**PROBLEM REQUIREMENTS**. Scan the records for the word "content". Copy each line that includes it.

**TASK INPUTS**.
+-------+
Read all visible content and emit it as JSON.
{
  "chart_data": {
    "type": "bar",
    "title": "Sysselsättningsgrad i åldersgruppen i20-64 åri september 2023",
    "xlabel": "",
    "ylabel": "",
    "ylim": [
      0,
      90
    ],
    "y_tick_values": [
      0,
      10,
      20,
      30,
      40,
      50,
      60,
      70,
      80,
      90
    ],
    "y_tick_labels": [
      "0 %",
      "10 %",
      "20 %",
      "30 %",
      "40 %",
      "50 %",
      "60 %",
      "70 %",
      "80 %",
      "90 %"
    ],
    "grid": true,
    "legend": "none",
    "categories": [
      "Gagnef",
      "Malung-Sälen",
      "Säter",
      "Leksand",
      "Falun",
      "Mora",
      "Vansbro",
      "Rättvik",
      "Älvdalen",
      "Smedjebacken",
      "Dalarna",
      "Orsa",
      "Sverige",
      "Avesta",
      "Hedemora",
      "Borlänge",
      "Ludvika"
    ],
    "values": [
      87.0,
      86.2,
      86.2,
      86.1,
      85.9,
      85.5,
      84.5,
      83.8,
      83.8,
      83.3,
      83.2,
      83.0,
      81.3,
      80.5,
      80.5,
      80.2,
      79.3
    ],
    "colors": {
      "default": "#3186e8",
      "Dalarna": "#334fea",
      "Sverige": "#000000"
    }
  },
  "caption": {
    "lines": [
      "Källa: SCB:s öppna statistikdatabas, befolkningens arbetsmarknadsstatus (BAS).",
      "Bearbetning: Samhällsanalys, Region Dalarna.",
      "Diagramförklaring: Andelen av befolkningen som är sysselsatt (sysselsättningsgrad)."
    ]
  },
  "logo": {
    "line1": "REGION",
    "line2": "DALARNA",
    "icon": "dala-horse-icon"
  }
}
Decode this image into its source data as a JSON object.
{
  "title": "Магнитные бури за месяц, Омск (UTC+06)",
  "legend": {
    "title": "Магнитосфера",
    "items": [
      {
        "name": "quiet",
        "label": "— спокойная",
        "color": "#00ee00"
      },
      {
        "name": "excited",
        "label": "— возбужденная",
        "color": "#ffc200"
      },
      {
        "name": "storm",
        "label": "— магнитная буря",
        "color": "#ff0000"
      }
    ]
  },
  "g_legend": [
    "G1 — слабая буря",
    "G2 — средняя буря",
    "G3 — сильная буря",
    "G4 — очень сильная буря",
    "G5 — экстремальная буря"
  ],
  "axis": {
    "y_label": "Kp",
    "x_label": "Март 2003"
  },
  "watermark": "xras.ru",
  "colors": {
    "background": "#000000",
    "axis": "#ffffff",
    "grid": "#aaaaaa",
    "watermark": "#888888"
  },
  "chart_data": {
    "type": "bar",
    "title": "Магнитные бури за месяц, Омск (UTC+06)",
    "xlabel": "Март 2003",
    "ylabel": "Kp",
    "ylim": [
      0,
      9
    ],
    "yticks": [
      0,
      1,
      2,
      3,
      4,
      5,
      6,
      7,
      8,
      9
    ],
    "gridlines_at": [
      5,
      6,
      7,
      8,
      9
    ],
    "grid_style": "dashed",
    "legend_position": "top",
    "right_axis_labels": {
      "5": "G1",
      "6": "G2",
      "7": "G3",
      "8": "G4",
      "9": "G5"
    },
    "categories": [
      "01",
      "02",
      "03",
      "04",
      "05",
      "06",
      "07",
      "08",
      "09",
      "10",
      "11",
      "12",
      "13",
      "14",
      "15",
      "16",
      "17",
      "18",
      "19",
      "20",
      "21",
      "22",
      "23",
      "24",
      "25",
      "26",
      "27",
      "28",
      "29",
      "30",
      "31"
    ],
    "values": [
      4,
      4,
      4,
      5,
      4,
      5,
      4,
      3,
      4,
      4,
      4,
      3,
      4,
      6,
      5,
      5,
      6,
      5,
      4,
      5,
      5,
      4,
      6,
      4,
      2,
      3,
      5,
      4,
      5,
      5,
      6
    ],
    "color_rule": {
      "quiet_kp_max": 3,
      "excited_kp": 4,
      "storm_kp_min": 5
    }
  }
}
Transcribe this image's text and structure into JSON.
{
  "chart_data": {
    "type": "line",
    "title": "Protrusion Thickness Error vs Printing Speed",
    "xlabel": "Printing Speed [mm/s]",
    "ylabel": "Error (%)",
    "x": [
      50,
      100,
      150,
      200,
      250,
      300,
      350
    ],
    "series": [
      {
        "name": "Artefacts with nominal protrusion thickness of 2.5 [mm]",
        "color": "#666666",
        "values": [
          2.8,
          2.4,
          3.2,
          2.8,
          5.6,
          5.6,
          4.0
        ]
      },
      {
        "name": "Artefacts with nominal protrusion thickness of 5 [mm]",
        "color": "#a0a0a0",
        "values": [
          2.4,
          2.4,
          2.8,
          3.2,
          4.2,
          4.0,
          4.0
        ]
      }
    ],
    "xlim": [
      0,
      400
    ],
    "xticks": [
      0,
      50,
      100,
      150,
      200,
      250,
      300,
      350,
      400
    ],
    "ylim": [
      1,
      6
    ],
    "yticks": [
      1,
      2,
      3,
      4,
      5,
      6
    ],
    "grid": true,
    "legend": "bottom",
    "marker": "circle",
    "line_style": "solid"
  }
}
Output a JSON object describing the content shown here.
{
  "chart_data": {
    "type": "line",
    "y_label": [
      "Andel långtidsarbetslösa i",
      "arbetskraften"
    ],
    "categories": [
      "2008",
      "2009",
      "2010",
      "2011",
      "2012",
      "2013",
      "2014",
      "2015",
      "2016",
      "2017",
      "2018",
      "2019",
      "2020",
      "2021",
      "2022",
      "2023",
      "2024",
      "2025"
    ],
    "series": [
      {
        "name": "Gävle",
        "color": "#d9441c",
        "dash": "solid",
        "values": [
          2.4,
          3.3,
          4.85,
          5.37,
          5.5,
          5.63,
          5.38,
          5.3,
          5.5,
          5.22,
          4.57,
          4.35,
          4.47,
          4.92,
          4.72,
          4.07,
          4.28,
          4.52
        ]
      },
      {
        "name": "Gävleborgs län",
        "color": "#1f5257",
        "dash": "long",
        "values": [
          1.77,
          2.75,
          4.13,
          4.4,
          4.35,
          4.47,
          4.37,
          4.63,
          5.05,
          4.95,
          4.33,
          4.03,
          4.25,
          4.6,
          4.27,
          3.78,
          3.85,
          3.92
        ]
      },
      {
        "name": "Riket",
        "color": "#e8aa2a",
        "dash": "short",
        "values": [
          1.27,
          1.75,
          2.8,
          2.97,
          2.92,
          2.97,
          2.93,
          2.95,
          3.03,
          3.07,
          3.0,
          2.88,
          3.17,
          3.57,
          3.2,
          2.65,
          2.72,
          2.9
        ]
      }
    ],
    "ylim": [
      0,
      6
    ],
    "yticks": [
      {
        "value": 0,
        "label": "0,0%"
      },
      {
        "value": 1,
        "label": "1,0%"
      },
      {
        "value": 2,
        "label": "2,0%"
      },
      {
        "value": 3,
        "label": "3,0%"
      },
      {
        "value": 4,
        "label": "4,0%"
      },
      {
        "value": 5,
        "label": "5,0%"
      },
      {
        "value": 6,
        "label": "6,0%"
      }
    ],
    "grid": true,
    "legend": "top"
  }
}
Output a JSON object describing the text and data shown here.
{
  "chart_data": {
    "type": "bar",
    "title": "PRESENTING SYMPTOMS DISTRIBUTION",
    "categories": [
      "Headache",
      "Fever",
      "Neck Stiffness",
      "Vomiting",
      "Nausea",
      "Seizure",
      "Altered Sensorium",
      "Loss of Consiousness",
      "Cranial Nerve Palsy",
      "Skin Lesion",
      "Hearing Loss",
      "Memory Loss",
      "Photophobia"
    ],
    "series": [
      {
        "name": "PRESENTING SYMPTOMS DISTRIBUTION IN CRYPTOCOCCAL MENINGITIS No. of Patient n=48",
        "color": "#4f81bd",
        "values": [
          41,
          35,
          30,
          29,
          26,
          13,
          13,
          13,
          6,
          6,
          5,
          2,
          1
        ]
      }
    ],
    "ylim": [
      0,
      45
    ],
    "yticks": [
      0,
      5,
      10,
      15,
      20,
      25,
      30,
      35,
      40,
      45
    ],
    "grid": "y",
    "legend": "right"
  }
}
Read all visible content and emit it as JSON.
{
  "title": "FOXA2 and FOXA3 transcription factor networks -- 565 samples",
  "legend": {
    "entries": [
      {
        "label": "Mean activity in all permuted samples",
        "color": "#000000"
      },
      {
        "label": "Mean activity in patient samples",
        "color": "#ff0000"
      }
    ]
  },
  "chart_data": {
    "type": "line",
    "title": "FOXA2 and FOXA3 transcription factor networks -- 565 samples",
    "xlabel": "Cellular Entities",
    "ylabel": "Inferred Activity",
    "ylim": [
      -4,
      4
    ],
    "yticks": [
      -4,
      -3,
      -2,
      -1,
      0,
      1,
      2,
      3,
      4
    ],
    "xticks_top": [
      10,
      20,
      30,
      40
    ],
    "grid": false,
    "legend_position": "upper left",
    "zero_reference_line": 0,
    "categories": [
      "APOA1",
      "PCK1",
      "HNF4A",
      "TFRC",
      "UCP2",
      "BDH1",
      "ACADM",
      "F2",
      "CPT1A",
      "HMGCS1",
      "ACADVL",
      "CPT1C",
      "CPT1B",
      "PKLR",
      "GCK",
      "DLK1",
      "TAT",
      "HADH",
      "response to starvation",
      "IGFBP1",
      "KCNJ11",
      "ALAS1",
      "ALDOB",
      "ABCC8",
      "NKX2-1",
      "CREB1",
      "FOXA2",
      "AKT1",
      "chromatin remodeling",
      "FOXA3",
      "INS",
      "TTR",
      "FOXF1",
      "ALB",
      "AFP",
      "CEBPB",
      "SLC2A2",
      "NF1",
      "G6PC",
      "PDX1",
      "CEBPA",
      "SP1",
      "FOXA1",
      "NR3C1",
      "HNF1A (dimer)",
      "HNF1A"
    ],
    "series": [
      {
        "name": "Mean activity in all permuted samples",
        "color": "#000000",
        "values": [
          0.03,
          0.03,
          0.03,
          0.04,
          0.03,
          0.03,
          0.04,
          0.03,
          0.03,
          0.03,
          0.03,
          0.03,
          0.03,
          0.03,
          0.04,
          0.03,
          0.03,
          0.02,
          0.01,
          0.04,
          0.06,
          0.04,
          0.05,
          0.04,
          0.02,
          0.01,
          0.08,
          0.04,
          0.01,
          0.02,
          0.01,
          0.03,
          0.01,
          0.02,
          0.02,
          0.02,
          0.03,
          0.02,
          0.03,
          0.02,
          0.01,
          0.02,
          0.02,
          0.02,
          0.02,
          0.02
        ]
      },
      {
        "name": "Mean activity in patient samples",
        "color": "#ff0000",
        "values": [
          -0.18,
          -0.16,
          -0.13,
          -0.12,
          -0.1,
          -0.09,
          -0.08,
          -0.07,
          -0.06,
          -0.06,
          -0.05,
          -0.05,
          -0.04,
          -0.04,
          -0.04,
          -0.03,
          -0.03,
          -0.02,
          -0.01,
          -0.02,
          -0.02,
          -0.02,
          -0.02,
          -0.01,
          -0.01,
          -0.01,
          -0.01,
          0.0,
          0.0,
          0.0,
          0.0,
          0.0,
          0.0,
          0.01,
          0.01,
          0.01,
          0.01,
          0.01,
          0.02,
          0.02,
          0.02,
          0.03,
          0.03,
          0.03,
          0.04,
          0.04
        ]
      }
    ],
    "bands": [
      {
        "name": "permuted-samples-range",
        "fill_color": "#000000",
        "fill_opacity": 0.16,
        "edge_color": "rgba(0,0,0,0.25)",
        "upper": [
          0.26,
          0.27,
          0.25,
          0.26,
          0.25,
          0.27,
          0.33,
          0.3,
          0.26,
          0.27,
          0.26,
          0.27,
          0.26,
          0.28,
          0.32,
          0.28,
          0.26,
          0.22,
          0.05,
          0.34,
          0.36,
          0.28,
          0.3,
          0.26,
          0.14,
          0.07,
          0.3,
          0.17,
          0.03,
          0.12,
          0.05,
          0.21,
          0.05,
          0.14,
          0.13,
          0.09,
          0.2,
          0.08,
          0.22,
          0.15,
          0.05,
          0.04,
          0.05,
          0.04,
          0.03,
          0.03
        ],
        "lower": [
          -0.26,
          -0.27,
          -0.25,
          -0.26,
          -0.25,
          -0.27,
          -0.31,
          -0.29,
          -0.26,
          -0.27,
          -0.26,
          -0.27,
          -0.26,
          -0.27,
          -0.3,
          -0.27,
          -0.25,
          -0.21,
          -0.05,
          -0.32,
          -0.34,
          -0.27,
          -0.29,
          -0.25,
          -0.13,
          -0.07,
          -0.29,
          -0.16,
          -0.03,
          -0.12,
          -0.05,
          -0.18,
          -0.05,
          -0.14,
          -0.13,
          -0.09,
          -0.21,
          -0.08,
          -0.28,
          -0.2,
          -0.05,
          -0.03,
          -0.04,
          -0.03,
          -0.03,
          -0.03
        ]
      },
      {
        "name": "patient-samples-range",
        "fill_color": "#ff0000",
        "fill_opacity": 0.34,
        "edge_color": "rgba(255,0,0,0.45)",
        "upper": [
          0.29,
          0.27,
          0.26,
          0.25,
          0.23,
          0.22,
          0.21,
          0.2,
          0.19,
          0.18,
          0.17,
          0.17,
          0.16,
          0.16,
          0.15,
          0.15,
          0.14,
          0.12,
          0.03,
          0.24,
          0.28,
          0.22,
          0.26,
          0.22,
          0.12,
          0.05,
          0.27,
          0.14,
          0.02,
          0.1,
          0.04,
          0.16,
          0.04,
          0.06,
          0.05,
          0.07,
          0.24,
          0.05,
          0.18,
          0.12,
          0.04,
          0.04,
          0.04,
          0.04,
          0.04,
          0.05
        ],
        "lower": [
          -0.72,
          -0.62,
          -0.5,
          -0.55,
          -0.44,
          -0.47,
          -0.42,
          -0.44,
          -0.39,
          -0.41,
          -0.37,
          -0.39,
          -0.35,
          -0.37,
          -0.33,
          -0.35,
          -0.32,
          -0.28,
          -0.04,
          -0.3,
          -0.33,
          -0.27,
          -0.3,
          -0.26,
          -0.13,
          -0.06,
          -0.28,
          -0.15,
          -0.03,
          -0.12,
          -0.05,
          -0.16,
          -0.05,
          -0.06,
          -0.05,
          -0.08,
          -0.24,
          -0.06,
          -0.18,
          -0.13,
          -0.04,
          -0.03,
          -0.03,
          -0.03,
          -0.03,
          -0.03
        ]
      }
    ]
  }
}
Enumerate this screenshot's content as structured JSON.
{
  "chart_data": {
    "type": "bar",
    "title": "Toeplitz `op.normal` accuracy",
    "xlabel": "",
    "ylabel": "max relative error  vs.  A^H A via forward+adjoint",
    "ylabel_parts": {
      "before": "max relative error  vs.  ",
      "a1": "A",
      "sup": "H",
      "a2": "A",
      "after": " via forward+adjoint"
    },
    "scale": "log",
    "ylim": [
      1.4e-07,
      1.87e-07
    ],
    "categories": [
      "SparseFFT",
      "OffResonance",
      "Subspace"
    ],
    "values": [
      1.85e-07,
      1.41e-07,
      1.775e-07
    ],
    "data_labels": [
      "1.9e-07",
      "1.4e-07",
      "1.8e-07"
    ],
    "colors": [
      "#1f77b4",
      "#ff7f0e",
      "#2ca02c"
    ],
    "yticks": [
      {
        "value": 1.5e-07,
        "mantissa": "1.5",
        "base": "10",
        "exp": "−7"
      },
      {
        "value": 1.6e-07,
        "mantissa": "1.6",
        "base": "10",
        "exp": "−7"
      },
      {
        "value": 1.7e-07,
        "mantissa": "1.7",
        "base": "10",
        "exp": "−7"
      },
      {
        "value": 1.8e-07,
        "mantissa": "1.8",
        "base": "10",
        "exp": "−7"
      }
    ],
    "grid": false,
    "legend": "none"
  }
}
+-------+
**THE COMPLETED TASK**.
Read all visible content and emit it as JSON.
Output a JSON object describing the content shown here.
Read all visible content and emit it as JSON.
Enumerate this screenshot's content as structured JSON.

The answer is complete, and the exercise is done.